Report how many lines contain the word "handen"; answer with the number only.

»»

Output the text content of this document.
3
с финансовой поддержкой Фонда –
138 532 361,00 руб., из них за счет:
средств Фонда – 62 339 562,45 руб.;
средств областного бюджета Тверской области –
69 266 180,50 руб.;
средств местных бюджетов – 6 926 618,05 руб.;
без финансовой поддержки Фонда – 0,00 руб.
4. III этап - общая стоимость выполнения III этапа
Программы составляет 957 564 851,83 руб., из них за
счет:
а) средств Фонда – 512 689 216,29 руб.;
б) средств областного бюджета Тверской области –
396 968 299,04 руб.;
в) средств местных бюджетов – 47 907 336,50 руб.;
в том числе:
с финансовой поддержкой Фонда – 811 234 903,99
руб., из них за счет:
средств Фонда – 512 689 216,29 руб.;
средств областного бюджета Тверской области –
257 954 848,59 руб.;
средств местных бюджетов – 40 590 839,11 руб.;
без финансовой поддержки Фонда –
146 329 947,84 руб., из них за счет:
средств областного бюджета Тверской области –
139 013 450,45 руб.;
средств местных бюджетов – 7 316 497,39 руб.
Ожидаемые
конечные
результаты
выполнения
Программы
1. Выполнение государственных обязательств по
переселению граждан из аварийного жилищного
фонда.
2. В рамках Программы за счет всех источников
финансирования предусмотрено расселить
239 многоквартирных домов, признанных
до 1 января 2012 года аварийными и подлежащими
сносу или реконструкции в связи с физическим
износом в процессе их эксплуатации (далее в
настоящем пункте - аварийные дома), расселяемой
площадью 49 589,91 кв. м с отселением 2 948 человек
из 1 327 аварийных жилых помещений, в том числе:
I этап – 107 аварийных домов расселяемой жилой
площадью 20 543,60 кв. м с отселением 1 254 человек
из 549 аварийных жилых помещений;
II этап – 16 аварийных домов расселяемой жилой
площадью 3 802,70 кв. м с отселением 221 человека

««
»»

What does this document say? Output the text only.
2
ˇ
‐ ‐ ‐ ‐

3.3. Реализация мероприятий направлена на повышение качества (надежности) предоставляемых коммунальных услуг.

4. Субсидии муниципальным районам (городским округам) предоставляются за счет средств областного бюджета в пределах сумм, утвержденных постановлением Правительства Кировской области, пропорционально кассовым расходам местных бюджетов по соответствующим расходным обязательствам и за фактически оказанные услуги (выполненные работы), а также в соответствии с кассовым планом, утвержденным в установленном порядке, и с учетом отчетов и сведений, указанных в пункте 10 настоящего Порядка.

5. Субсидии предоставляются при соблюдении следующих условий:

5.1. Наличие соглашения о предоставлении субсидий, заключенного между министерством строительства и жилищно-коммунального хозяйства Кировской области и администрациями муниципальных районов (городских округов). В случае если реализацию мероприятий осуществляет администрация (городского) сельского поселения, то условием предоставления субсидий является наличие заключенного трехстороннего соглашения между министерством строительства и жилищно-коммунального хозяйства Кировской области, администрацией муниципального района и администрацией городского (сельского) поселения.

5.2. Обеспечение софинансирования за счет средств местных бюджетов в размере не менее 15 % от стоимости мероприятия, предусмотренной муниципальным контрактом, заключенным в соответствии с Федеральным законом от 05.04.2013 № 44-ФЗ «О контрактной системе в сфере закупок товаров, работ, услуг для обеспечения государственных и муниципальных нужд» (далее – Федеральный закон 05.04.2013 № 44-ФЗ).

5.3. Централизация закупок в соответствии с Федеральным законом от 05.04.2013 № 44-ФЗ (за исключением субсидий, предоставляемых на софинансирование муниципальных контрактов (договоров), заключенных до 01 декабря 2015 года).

««
»»

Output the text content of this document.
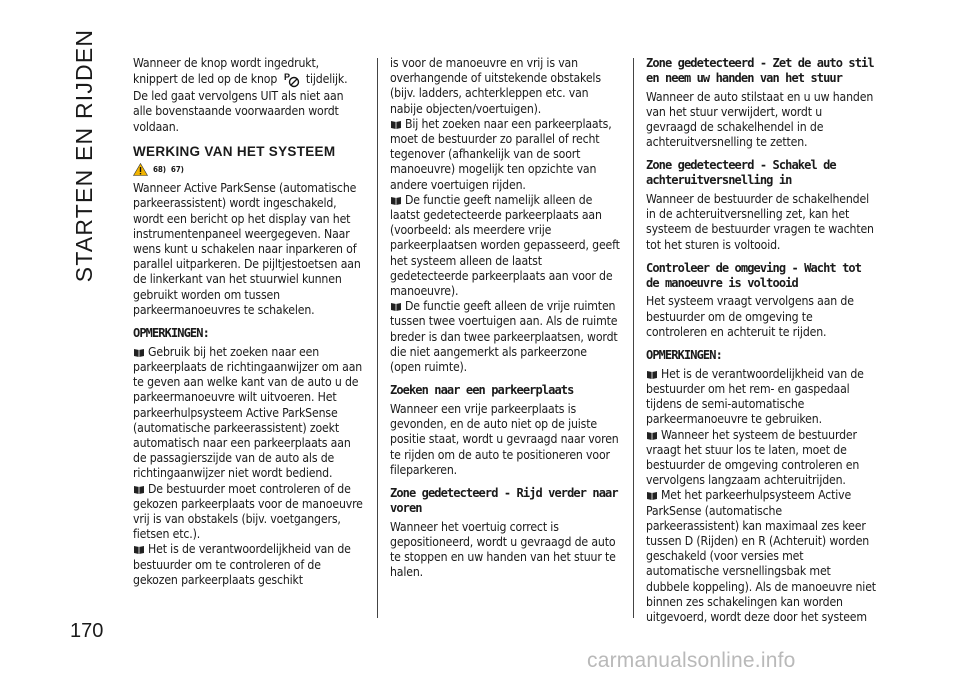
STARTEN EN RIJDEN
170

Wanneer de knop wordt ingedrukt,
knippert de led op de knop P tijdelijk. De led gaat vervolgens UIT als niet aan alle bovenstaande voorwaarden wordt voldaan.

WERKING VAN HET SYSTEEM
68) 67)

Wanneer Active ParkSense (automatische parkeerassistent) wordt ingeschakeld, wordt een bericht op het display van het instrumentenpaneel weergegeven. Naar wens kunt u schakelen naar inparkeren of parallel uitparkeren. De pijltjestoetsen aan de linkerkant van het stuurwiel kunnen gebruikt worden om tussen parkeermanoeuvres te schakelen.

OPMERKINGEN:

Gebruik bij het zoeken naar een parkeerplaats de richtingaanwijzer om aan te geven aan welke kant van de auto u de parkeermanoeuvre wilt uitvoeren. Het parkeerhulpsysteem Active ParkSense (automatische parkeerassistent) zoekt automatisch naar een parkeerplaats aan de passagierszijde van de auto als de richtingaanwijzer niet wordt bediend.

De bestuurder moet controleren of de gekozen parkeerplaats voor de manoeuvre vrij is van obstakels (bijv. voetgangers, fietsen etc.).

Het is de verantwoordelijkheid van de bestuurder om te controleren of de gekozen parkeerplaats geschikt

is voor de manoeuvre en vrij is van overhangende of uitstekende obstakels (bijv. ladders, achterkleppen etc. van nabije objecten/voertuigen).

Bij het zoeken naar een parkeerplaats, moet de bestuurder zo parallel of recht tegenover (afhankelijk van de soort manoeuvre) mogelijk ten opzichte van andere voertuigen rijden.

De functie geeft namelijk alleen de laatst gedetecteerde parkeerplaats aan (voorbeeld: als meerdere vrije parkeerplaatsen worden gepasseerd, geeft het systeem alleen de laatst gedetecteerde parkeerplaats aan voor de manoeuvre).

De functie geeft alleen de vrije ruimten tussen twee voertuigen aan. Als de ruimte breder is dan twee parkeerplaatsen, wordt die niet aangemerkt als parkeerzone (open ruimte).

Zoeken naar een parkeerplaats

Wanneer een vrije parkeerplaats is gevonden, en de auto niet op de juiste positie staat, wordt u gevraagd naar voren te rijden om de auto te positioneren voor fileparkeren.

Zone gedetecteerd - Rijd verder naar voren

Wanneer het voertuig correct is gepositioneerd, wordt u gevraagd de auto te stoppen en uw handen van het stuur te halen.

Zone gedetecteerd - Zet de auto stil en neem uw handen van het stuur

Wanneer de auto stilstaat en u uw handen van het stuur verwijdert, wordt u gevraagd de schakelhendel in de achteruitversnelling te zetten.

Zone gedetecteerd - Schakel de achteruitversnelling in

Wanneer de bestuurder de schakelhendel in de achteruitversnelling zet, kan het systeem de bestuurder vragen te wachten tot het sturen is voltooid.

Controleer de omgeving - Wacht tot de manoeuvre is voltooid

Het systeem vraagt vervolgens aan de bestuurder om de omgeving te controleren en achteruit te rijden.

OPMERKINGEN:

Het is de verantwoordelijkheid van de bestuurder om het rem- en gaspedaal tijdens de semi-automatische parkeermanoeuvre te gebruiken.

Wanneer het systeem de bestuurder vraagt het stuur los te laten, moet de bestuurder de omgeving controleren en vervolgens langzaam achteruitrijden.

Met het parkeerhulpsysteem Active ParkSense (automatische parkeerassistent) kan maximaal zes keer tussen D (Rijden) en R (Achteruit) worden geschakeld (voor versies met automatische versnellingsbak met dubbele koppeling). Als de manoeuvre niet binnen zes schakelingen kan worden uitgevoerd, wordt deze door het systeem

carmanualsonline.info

««

Problem solution –
3